TASK BRIEF
Write the data out again exactly, with no pictures.

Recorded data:
++++++++

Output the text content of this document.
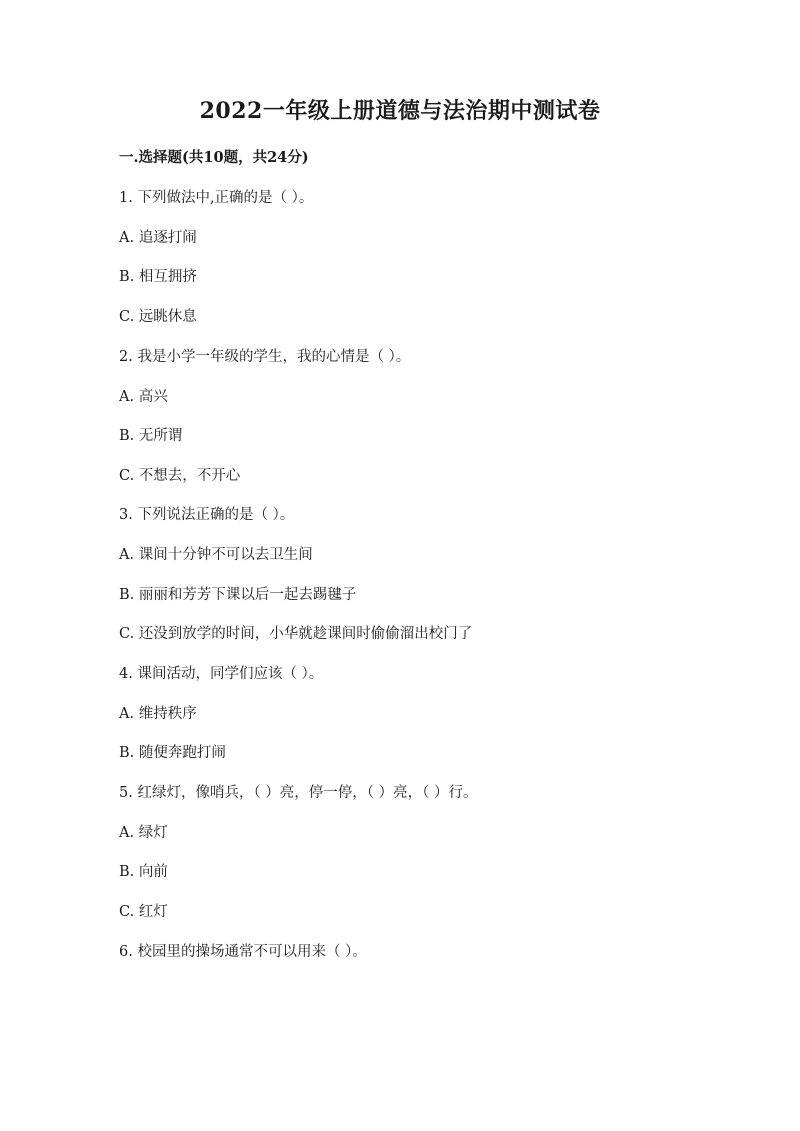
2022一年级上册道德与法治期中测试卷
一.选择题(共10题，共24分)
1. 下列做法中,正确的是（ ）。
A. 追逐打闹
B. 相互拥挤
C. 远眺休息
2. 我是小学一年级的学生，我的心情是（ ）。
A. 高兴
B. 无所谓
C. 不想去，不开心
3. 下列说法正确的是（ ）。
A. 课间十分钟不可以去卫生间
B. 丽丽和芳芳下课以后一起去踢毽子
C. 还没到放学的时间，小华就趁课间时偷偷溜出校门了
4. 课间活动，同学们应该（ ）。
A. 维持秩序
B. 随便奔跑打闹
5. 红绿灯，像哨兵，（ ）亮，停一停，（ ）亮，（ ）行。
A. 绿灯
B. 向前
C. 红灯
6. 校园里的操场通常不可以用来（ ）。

++++++++

ANSWER FOR THIS EXERCISE
Output the text content of this document.
2022一年级上册道德与法治期中测试卷
一.选择题(共10题，共24分)
1. 下列做法中,正确的是（ ）。
A. 追逐打闹
B. 相互拥挤
C. 远眺休息
2. 我是小学一年级的学生，我的心情是（ ）。
A. 高兴
B. 无所谓
C. 不想去，不开心
3. 下列说法正确的是（ ）。
A. 课间十分钟不可以去卫生间
B. 丽丽和芳芳下课以后一起去踢毽子
C. 还没到放学的时间，小华就趁课间时偷偷溜出校门了
4. 课间活动，同学们应该（ ）。
A. 维持秩序
B. 随便奔跑打闹
5. 红绿灯，像哨兵，（ ）亮，停一停，（ ）亮，（ ）行。
A. 绿灯
B. 向前
C. 红灯
6. 校园里的操场通常不可以用来（ ）。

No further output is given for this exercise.